Exercise directions:
Return every record below exactly as written, omitting any pictures.

Stored records:

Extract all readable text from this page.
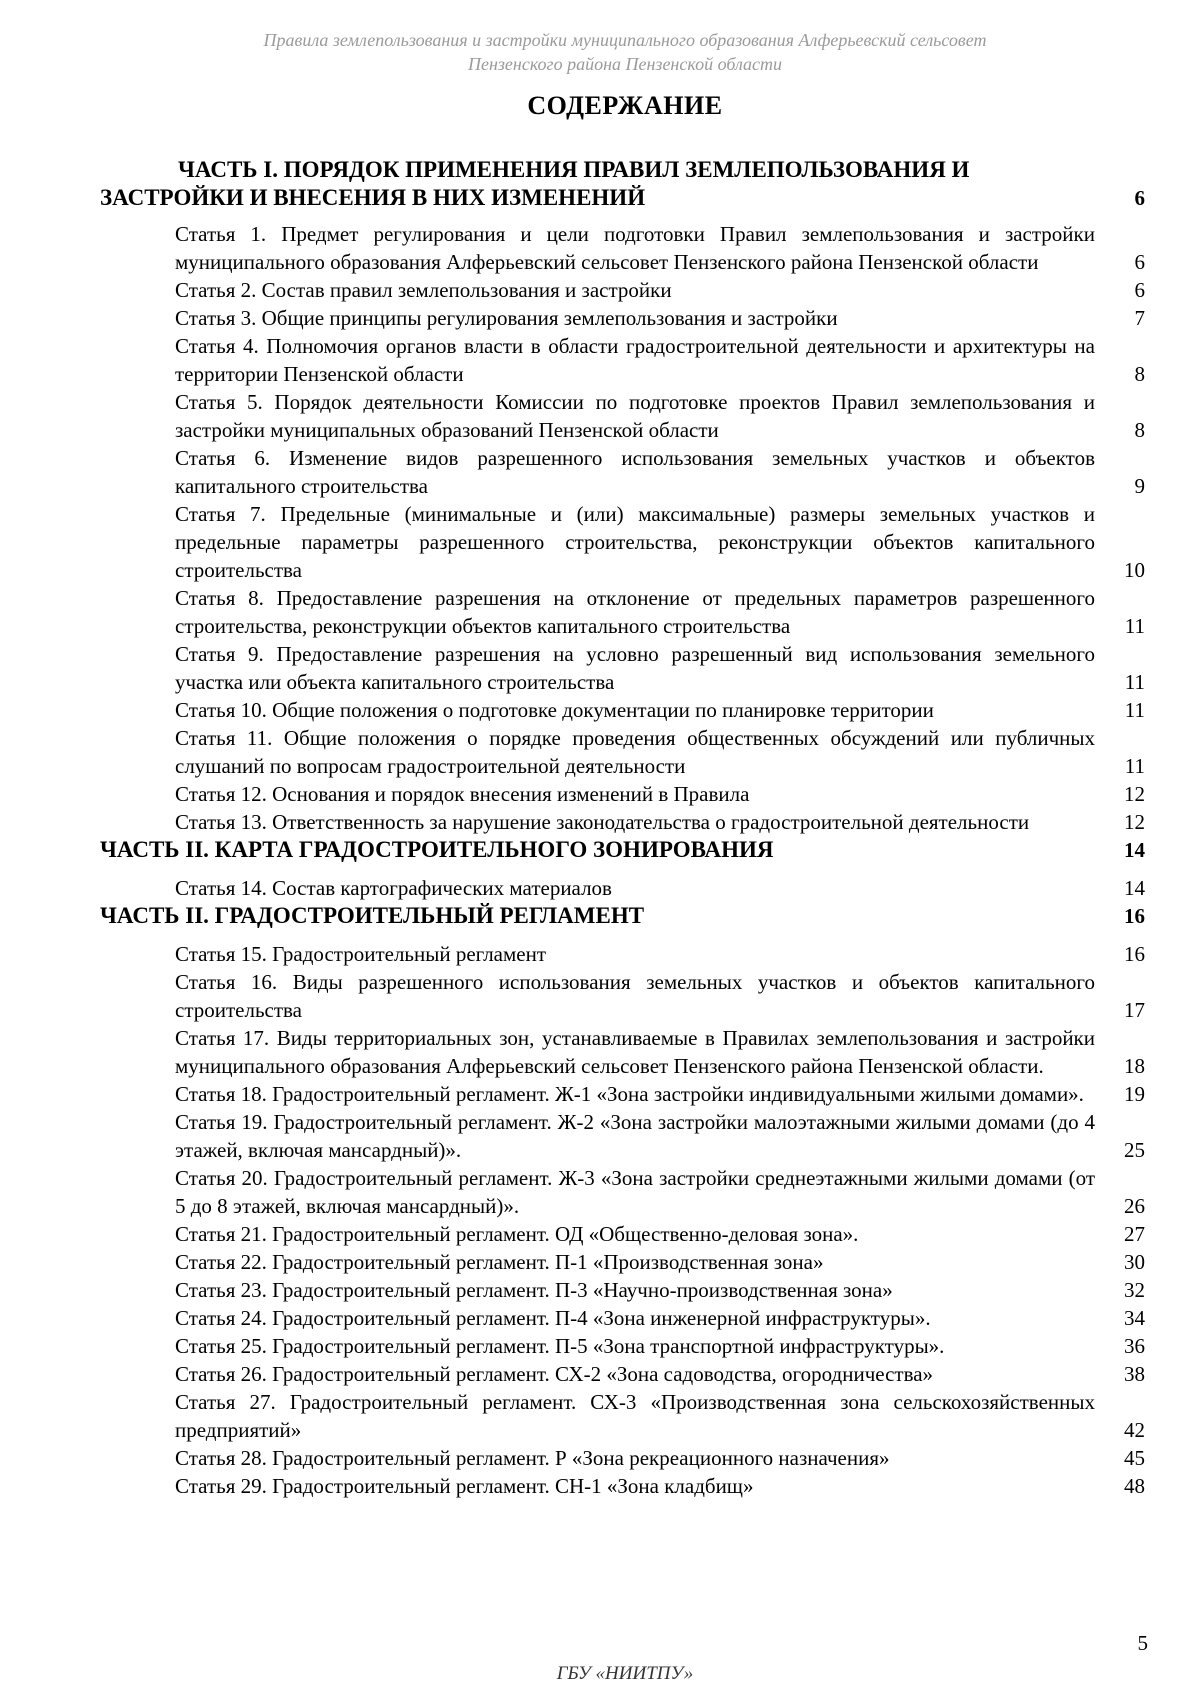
Правила землепользования и застройки муниципального образования Алферьевский сельсовет
Пензенского района Пензенской области
СОДЕРЖАНИЕ
ЧАСТЬ I. ПОРЯДОК ПРИМЕНЕНИЯ ПРАВИЛ ЗЕМЛЕПОЛЬЗОВАНИЯ И
ЗАСТРОЙКИ И ВНЕСЕНИЯ В НИХ ИЗМЕНЕНИЙ	6
Статья 1. Предмет регулирования и цели подготовки Правил землепользования и застройки муниципального образования Алферьевский сельсовет Пензенского района Пензенской области	6
Статья 2. Состав правил землепользования и застройки	6
Статья 3. Общие принципы регулирования землепользования и застройки	7
Статья 4. Полномочия органов власти в области градостроительной деятельности и архитектуры на территории Пензенской области	8
Статья 5. Порядок деятельности Комиссии по подготовке проектов Правил землепользования и застройки муниципальных образований Пензенской области	8
Статья 6. Изменение видов разрешенного использования земельных участков и объектов капитального строительства	9
Статья 7. Предельные (минимальные и (или) максимальные) размеры земельных участков и предельные параметры разрешенного строительства, реконструкции объектов капитального строительства	10
Статья 8. Предоставление разрешения на отклонение от предельных параметров разрешенного строительства, реконструкции объектов капитального строительства	11
Статья 9. Предоставление разрешения на условно разрешенный вид использования земельного участка или объекта капитального строительства	11
Статья 10. Общие положения о подготовке документации по планировке территории	11
Статья 11. Общие положения о порядке проведения общественных обсуждений или публичных слушаний по вопросам градостроительной деятельности	11
Статья 12. Основания и порядок внесения изменений в Правила	12
Статья 13. Ответственность за нарушение законодательства о градостроительной деятельности	12
ЧАСТЬ II. КАРТА ГРАДОСТРОИТЕЛЬНОГО ЗОНИРОВАНИЯ	14
Статья 14. Состав картографических материалов	14
ЧАСТЬ II. ГРАДОСТРОИТЕЛЬНЫЙ РЕГЛАМЕНТ	16
Статья 15. Градостроительный регламент	16
Статья 16. Виды разрешенного использования земельных участков и объектов капитального строительства	17
Статья 17. Виды территориальных зон, устанавливаемые в Правилах землепользования и застройки муниципального образования Алферьевский сельсовет Пензенского района Пензенской области.	18
Статья 18. Градостроительный регламент. Ж-1 «Зона застройки индивидуальными жилыми домами».	19
Статья 19. Градостроительный регламент. Ж-2 «Зона застройки малоэтажными жилыми домами (до 4 этажей, включая мансардный)».	25
Статья 20. Градостроительный регламент. Ж-3 «Зона застройки среднеэтажными жилыми домами (от 5 до 8 этажей, включая мансардный)».	26
Статья 21. Градостроительный регламент. ОД «Общественно-деловая зона».	27
Статья 22. Градостроительный регламент. П-1 «Производственная зона»	30
Статья 23. Градостроительный регламент. П-3 «Научно-производственная зона»	32
Статья 24. Градостроительный регламент. П-4 «Зона инженерной инфраструктуры».	34
Статья 25. Градостроительный регламент. П-5 «Зона транспортной инфраструктуры».	36
Статья 26. Градостроительный регламент. СХ-2 «Зона садоводства, огородничества»	38
Статья 27. Градостроительный регламент. СХ-3 «Производственная зона сельскохозяйственных предприятий»	42
Статья 28. Градостроительный регламент. Р «Зона рекреационного назначения»	45
Статья 29. Градостроительный регламент. СН-1 «Зона кладбищ»	48
5
ГБУ «НИИТПУ»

Final result:
Extract all readable text from this page.
Правила землепользования и застройки муниципального образования Алферьевский сельсовет
Пензенского района Пензенской области
СОДЕРЖАНИЕ
ЧАСТЬ I. ПОРЯДОК ПРИМЕНЕНИЯ ПРАВИЛ ЗЕМЛЕПОЛЬЗОВАНИЯ И
ЗАСТРОЙКИ И ВНЕСЕНИЯ В НИХ ИЗМЕНЕНИЙ	6
Статья 1. Предмет регулирования и цели подготовки Правил землепользования и застройки муниципального образования Алферьевский сельсовет Пензенского района Пензенской области	6
Статья 2. Состав правил землепользования и застройки	6
Статья 3. Общие принципы регулирования землепользования и застройки	7
Статья 4. Полномочия органов власти в области градостроительной деятельности и архитектуры на территории Пензенской области	8
Статья 5. Порядок деятельности Комиссии по подготовке проектов Правил землепользования и застройки муниципальных образований Пензенской области	8
Статья 6. Изменение видов разрешенного использования земельных участков и объектов капитального строительства	9
Статья 7. Предельные (минимальные и (или) максимальные) размеры земельных участков и предельные параметры разрешенного строительства, реконструкции объектов капитального строительства	10
Статья 8. Предоставление разрешения на отклонение от предельных параметров разрешенного строительства, реконструкции объектов капитального строительства	11
Статья 9. Предоставление разрешения на условно разрешенный вид использования земельного участка или объекта капитального строительства	11
Статья 10. Общие положения о подготовке документации по планировке территории	11
Статья 11. Общие положения о порядке проведения общественных обсуждений или публичных слушаний по вопросам градостроительной деятельности	11
Статья 12. Основания и порядок внесения изменений в Правила	12
Статья 13. Ответственность за нарушение законодательства о градостроительной деятельности	12
ЧАСТЬ II. КАРТА ГРАДОСТРОИТЕЛЬНОГО ЗОНИРОВАНИЯ	14
Статья 14. Состав картографических материалов	14
ЧАСТЬ II. ГРАДОСТРОИТЕЛЬНЫЙ РЕГЛАМЕНТ	16
Статья 15. Градостроительный регламент	16
Статья 16. Виды разрешенного использования земельных участков и объектов капитального строительства	17
Статья 17. Виды территориальных зон, устанавливаемые в Правилах землепользования и застройки муниципального образования Алферьевский сельсовет Пензенского района Пензенской области.	18
Статья 18. Градостроительный регламент. Ж-1 «Зона застройки индивидуальными жилыми домами».	19
Статья 19. Градостроительный регламент. Ж-2 «Зона застройки малоэтажными жилыми домами (до 4 этажей, включая мансардный)».	25
Статья 20. Градостроительный регламент. Ж-3 «Зона застройки среднеэтажными жилыми домами (от 5 до 8 этажей, включая мансардный)».	26
Статья 21. Градостроительный регламент. ОД «Общественно-деловая зона».	27
Статья 22. Градостроительный регламент. П-1 «Производственная зона»	30
Статья 23. Градостроительный регламент. П-3 «Научно-производственная зона»	32
Статья 24. Градостроительный регламент. П-4 «Зона инженерной инфраструктуры».	34
Статья 25. Градостроительный регламент. П-5 «Зона транспортной инфраструктуры».	36
Статья 26. Градостроительный регламент. СХ-2 «Зона садоводства, огородничества»	38
Статья 27. Градостроительный регламент. СХ-3 «Производственная зона сельскохозяйственных предприятий»	42
Статья 28. Градостроительный регламент. Р «Зона рекреационного назначения»	45
Статья 29. Градостроительный регламент. СН-1 «Зона кладбищ»	48
5
ГБУ «НИИТПУ»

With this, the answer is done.